**Task to carry out:** Output all records precisely as written.

══ Exercise material

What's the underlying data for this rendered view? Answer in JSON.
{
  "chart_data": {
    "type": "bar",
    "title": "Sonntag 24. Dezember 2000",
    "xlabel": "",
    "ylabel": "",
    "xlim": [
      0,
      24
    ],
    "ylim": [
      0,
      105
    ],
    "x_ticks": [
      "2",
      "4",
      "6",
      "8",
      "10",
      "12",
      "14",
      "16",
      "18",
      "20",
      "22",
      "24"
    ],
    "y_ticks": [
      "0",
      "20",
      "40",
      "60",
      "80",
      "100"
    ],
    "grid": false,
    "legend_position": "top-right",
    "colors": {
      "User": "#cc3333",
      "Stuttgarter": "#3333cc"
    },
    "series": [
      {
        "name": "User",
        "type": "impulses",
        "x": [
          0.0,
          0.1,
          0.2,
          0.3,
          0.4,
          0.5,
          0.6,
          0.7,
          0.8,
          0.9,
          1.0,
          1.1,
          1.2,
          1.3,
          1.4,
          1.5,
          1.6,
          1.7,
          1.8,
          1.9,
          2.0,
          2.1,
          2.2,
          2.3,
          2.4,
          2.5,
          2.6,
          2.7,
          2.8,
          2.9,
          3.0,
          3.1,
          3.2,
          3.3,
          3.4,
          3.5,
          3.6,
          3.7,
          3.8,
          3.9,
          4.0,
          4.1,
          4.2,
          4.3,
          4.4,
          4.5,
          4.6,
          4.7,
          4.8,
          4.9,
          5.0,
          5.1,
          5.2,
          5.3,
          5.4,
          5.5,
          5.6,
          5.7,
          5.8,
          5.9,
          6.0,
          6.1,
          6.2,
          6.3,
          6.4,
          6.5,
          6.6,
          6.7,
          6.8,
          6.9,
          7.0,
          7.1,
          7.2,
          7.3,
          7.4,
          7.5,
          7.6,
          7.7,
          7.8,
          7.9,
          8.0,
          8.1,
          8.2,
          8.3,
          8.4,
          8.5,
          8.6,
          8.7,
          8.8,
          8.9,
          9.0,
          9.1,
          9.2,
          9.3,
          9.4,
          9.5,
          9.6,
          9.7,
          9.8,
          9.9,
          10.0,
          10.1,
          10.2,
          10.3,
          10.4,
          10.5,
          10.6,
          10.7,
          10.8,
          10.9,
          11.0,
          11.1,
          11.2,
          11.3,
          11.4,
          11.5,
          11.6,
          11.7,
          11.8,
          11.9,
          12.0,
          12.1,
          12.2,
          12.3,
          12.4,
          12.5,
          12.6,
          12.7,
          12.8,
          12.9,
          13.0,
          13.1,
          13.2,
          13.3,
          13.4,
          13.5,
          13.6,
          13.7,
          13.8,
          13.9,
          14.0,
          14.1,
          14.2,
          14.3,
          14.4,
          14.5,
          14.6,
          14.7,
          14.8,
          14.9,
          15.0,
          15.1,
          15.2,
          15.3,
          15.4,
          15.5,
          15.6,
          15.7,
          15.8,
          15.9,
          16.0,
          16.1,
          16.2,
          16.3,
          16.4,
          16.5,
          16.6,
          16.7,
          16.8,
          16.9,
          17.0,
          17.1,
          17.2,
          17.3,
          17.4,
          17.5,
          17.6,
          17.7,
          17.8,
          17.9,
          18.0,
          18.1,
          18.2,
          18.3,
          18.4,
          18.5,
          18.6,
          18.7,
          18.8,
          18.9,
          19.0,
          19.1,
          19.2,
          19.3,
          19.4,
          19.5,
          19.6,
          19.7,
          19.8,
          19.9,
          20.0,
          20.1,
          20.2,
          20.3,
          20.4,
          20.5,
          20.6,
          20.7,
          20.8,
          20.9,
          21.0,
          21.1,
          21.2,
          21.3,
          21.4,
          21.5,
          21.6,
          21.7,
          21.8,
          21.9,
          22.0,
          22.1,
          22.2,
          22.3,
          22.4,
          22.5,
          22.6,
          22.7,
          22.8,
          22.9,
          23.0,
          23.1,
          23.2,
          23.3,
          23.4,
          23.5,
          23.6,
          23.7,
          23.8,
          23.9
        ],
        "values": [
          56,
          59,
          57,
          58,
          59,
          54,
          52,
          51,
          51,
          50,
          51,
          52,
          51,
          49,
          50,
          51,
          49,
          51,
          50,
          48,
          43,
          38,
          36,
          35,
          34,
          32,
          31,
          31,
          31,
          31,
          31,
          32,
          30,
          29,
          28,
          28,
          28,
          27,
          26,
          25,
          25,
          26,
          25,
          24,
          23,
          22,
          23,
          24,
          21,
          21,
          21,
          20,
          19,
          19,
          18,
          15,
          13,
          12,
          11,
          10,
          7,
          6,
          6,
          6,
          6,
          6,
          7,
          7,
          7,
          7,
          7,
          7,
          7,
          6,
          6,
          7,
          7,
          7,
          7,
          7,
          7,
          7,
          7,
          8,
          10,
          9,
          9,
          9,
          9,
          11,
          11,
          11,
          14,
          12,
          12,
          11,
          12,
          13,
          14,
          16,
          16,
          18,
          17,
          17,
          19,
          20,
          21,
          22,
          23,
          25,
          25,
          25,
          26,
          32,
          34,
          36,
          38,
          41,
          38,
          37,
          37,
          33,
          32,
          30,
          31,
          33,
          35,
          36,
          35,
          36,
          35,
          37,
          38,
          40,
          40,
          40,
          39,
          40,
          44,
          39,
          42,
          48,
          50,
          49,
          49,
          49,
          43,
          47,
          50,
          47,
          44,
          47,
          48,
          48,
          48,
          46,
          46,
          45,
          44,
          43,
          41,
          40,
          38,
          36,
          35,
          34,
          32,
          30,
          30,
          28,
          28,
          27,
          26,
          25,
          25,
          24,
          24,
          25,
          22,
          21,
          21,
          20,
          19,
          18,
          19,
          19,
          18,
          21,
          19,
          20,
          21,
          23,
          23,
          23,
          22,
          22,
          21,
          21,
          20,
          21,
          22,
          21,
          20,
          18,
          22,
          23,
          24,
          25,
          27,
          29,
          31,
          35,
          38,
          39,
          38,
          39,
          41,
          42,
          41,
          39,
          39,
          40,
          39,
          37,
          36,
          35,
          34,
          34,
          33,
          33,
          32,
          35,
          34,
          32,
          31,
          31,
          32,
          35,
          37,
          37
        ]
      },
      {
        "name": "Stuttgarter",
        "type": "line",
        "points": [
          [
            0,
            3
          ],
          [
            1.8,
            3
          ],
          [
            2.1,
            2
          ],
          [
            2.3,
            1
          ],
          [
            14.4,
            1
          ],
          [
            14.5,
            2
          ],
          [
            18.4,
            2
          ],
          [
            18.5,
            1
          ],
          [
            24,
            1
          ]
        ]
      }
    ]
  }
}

════

**Expected answer:**
What's the underlying data for this rendered view? Answer in JSON.
{
  "chart_data": {
    "type": "bar",
    "title": "Sonntag 24. Dezember 2000",
    "xlabel": "",
    "ylabel": "",
    "xlim": [
      0,
      24
    ],
    "ylim": [
      0,
      105
    ],
    "x_ticks": [
      "2",
      "4",
      "6",
      "8",
      "10",
      "12",
      "14",
      "16",
      "18",
      "20",
      "22",
      "24"
    ],
    "y_ticks": [
      "0",
      "20",
      "40",
      "60",
      "80",
      "100"
    ],
    "grid": false,
    "legend_position": "top-right",
    "colors": {
      "User": "#cc3333",
      "Stuttgarter": "#3333cc"
    },
    "series": [
      {
        "name": "User",
        "type": "impulses",
        "x": [
          0.0,
          0.1,
          0.2,
          0.3,
          0.4,
          0.5,
          0.6,
          0.7,
          0.8,
          0.9,
          1.0,
          1.1,
          1.2,
          1.3,
          1.4,
          1.5,
          1.6,
          1.7,
          1.8,
          1.9,
          2.0,
          2.1,
          2.2,
          2.3,
          2.4,
          2.5,
          2.6,
          2.7,
          2.8,
          2.9,
          3.0,
          3.1,
          3.2,
          3.3,
          3.4,
          3.5,
          3.6,
          3.7,
          3.8,
          3.9,
          4.0,
          4.1,
          4.2,
          4.3,
          4.4,
          4.5,
          4.6,
          4.7,
          4.8,
          4.9,
          5.0,
          5.1,
          5.2,
          5.3,
          5.4,
          5.5,
          5.6,
          5.7,
          5.8,
          5.9,
          6.0,
          6.1,
          6.2,
          6.3,
          6.4,
          6.5,
          6.6,
          6.7,
          6.8,
          6.9,
          7.0,
          7.1,
          7.2,
          7.3,
          7.4,
          7.5,
          7.6,
          7.7,
          7.8,
          7.9,
          8.0,
          8.1,
          8.2,
          8.3,
          8.4,
          8.5,
          8.6,
          8.7,
          8.8,
          8.9,
          9.0,
          9.1,
          9.2,
          9.3,
          9.4,
          9.5,
          9.6,
          9.7,
          9.8,
          9.9,
          10.0,
          10.1,
          10.2,
          10.3,
          10.4,
          10.5,
          10.6,
          10.7,
          10.8,
          10.9,
          11.0,
          11.1,
          11.2,
          11.3,
          11.4,
          11.5,
          11.6,
          11.7,
          11.8,
          11.9,
          12.0,
          12.1,
          12.2,
          12.3,
          12.4,
          12.5,
          12.6,
          12.7,
          12.8,
          12.9,
          13.0,
          13.1,
          13.2,
          13.3,
          13.4,
          13.5,
          13.6,
          13.7,
          13.8,
          13.9,
          14.0,
          14.1,
          14.2,
          14.3,
          14.4,
          14.5,
          14.6,
          14.7,
          14.8,
          14.9,
          15.0,
          15.1,
          15.2,
          15.3,
          15.4,
          15.5,
          15.6,
          15.7,
          15.8,
          15.9,
          16.0,
          16.1,
          16.2,
          16.3,
          16.4,
          16.5,
          16.6,
          16.7,
          16.8,
          16.9,
          17.0,
          17.1,
          17.2,
          17.3,
          17.4,
          17.5,
          17.6,
          17.7,
          17.8,
          17.9,
          18.0,
          18.1,
          18.2,
          18.3,
          18.4,
          18.5,
          18.6,
          18.7,
          18.8,
          18.9,
          19.0,
          19.1,
          19.2,
          19.3,
          19.4,
          19.5,
          19.6,
          19.7,
          19.8,
          19.9,
          20.0,
          20.1,
          20.2,
          20.3,
          20.4,
          20.5,
          20.6,
          20.7,
          20.8,
          20.9,
          21.0,
          21.1,
          21.2,
          21.3,
          21.4,
          21.5,
          21.6,
          21.7,
          21.8,
          21.9,
          22.0,
          22.1,
          22.2,
          22.3,
          22.4,
          22.5,
          22.6,
          22.7,
          22.8,
          22.9,
          23.0,
          23.1,
          23.2,
          23.3,
          23.4,
          23.5,
          23.6,
          23.7,
          23.8,
          23.9
        ],
        "values": [
          56,
          59,
          57,
          58,
          59,
          54,
          52,
          51,
          51,
          50,
          51,
          52,
          51,
          49,
          50,
          51,
          49,
          51,
          50,
          48,
          43,
          38,
          36,
          35,
          34,
          32,
          31,
          31,
          31,
          31,
          31,
          32,
          30,
          29,
          28,
          28,
          28,
          27,
          26,
          25,
          25,
          26,
          25,
          24,
          23,
          22,
          23,
          24,
          21,
          21,
          21,
          20,
          19,
          19,
          18,
          15,
          13,
          12,
          11,
          10,
          7,
          6,
          6,
          6,
          6,
          6,
          7,
          7,
          7,
          7,
          7,
          7,
          7,
          6,
          6,
          7,
          7,
          7,
          7,
          7,
          7,
          7,
          7,
          8,
          10,
          9,
          9,
          9,
          9,
          11,
          11,
          11,
          14,
          12,
          12,
          11,
          12,
          13,
          14,
          16,
          16,
          18,
          17,
          17,
          19,
          20,
          21,
          22,
          23,
          25,
          25,
          25,
          26,
          32,
          34,
          36,
          38,
          41,
          38,
          37,
          37,
          33,
          32,
          30,
          31,
          33,
          35,
          36,
          35,
          36,
          35,
          37,
          38,
          40,
          40,
          40,
          39,
          40,
          44,
          39,
          42,
          48,
          50,
          49,
          49,
          49,
          43,
          47,
          50,
          47,
          44,
          47,
          48,
          48,
          48,
          46,
          46,
          45,
          44,
          43,
          41,
          40,
          38,
          36,
          35,
          34,
          32,
          30,
          30,
          28,
          28,
          27,
          26,
          25,
          25,
          24,
          24,
          25,
          22,
          21,
          21,
          20,
          19,
          18,
          19,
          19,
          18,
          21,
          19,
          20,
          21,
          23,
          23,
          23,
          22,
          22,
          21,
          21,
          20,
          21,
          22,
          21,
          20,
          18,
          22,
          23,
          24,
          25,
          27,
          29,
          31,
          35,
          38,
          39,
          38,
          39,
          41,
          42,
          41,
          39,
          39,
          40,
          39,
          37,
          36,
          35,
          34,
          34,
          33,
          33,
          32,
          35,
          34,
          32,
          31,
          31,
          32,
          35,
          37,
          37
        ]
      },
      {
        "name": "Stuttgarter",
        "type": "line",
        "points": [
          [
            0,
            3
          ],
          [
            1.8,
            3
          ],
          [
            2.1,
            2
          ],
          [
            2.3,
            1
          ],
          [
            14.4,
            1
          ],
          [
            14.5,
            2
          ],
          [
            18.4,
            2
          ],
          [
            18.5,
            1
          ],
          [
            24,
            1
          ]
        ]
      }
    ]
  }
}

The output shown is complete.